Make an exact copy of each entry, leaving out every picture.
══ RECORDS SHOWN
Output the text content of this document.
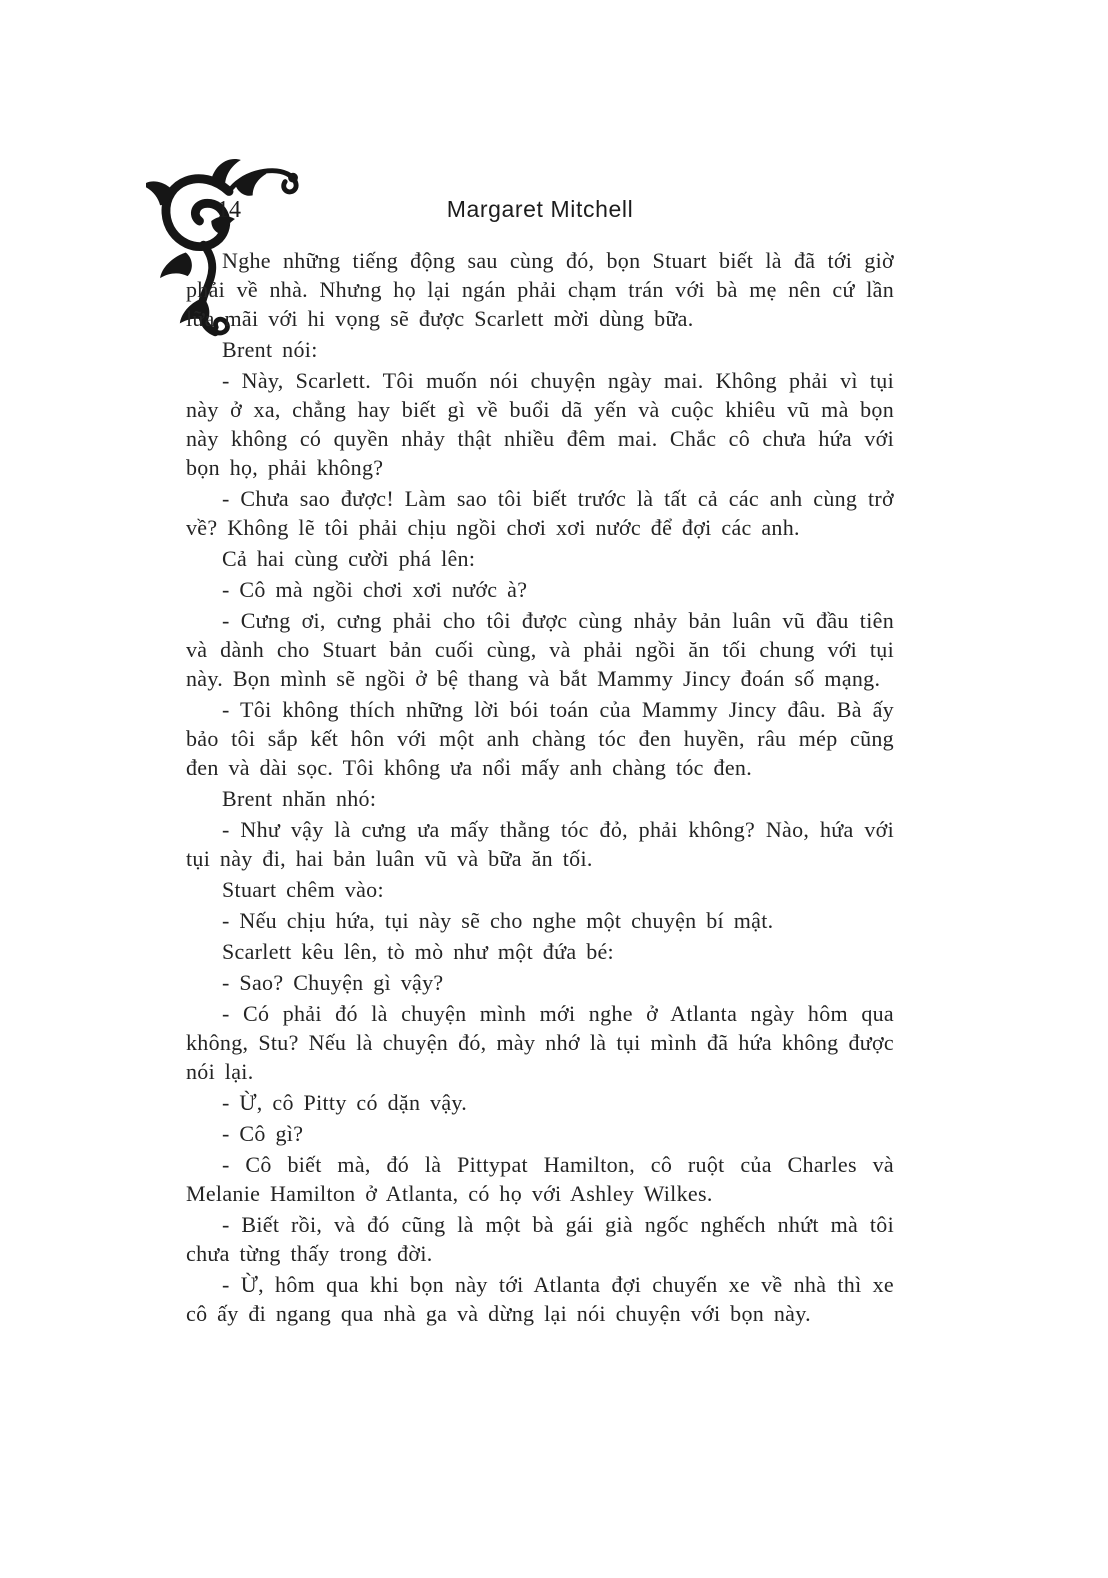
14	Margaret Mitchell

Nghe những tiếng động sau cùng đó, bọn Stuart biết là đã tới giờ phải về nhà. Nhưng họ lại ngán phải chạm trán với bà mẹ nên cứ lần lữa mãi với hi vọng sẽ được Scarlett mời dùng bữa.

Brent nói:

- Này, Scarlett. Tôi muốn nói chuyện ngày mai. Không phải vì tụi này ở xa, chẳng hay biết gì về buổi dã yến và cuộc khiêu vũ mà bọn này không có quyền nhảy thật nhiều đêm mai. Chắc cô chưa hứa với bọn họ, phải không?

- Chưa sao được! Làm sao tôi biết trước là tất cả các anh cùng trở về? Không lẽ tôi phải chịu ngồi chơi xơi nước để đợi các anh.

Cả hai cùng cười phá lên:

- Cô mà ngồi chơi xơi nước à?

- Cưng ơi, cưng phải cho tôi được cùng nhảy bản luân vũ đầu tiên và dành cho Stuart bản cuối cùng, và phải ngồi ăn tối chung với tụi này. Bọn mình sẽ ngồi ở bệ thang và bắt Mammy Jincy đoán số mạng.

- Tôi không thích những lời bói toán của Mammy Jincy đâu. Bà ấy bảo tôi sắp kết hôn với một anh chàng tóc đen huyền, râu mép cũng đen và dài sọc. Tôi không ưa nổi mấy anh chàng tóc đen.

Brent nhăn nhó:

- Như vậy là cưng ưa mấy thằng tóc đỏ, phải không? Nào, hứa với tụi này đi, hai bản luân vũ và bữa ăn tối.

Stuart chêm vào:

- Nếu chịu hứa, tụi này sẽ cho nghe một chuyện bí mật.

Scarlett kêu lên, tò mò như một đứa bé:

- Sao? Chuyện gì vậy?

- Có phải đó là chuyện mình mới nghe ở Atlanta ngày hôm qua không, Stu? Nếu là chuyện đó, mày nhớ là tụi mình đã hứa không được nói lại.

- Ừ, cô Pitty có dặn vậy.

- Cô gì?

- Cô biết mà, đó là Pittypat Hamilton, cô ruột của Charles và Melanie Hamilton ở Atlanta, có họ với Ashley Wilkes.

- Biết rồi, và đó cũng là một bà gái già ngốc nghếch nhứt mà tôi chưa từng thấy trong đời.

- Ừ, hôm qua khi bọn này tới Atlanta đợi chuyến xe về nhà thì xe cô ấy đi ngang qua nhà ga và dừng lại nói chuyện với bọn này.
════
→ FULL OUTPUT
Output the text content of this document.
14	Margaret Mitchell

Nghe những tiếng động sau cùng đó, bọn Stuart biết là đã tới giờ phải về nhà. Nhưng họ lại ngán phải chạm trán với bà mẹ nên cứ lần lữa mãi với hi vọng sẽ được Scarlett mời dùng bữa.

Brent nói:

- Này, Scarlett. Tôi muốn nói chuyện ngày mai. Không phải vì tụi này ở xa, chẳng hay biết gì về buổi dã yến và cuộc khiêu vũ mà bọn này không có quyền nhảy thật nhiều đêm mai. Chắc cô chưa hứa với bọn họ, phải không?

- Chưa sao được! Làm sao tôi biết trước là tất cả các anh cùng trở về? Không lẽ tôi phải chịu ngồi chơi xơi nước để đợi các anh.

Cả hai cùng cười phá lên:

- Cô mà ngồi chơi xơi nước à?

- Cưng ơi, cưng phải cho tôi được cùng nhảy bản luân vũ đầu tiên và dành cho Stuart bản cuối cùng, và phải ngồi ăn tối chung với tụi này. Bọn mình sẽ ngồi ở bệ thang và bắt Mammy Jincy đoán số mạng.

- Tôi không thích những lời bói toán của Mammy Jincy đâu. Bà ấy bảo tôi sắp kết hôn với một anh chàng tóc đen huyền, râu mép cũng đen và dài sọc. Tôi không ưa nổi mấy anh chàng tóc đen.

Brent nhăn nhó:

- Như vậy là cưng ưa mấy thằng tóc đỏ, phải không? Nào, hứa với tụi này đi, hai bản luân vũ và bữa ăn tối.

Stuart chêm vào:

- Nếu chịu hứa, tụi này sẽ cho nghe một chuyện bí mật.

Scarlett kêu lên, tò mò như một đứa bé:

- Sao? Chuyện gì vậy?

- Có phải đó là chuyện mình mới nghe ở Atlanta ngày hôm qua không, Stu? Nếu là chuyện đó, mày nhớ là tụi mình đã hứa không được nói lại.

- Ừ, cô Pitty có dặn vậy.

- Cô gì?

- Cô biết mà, đó là Pittypat Hamilton, cô ruột của Charles và Melanie Hamilton ở Atlanta, có họ với Ashley Wilkes.

- Biết rồi, và đó cũng là một bà gái già ngốc nghếch nhứt mà tôi chưa từng thấy trong đời.

- Ừ, hôm qua khi bọn này tới Atlanta đợi chuyến xe về nhà thì xe cô ấy đi ngang qua nhà ga và dừng lại nói chuyện với bọn này.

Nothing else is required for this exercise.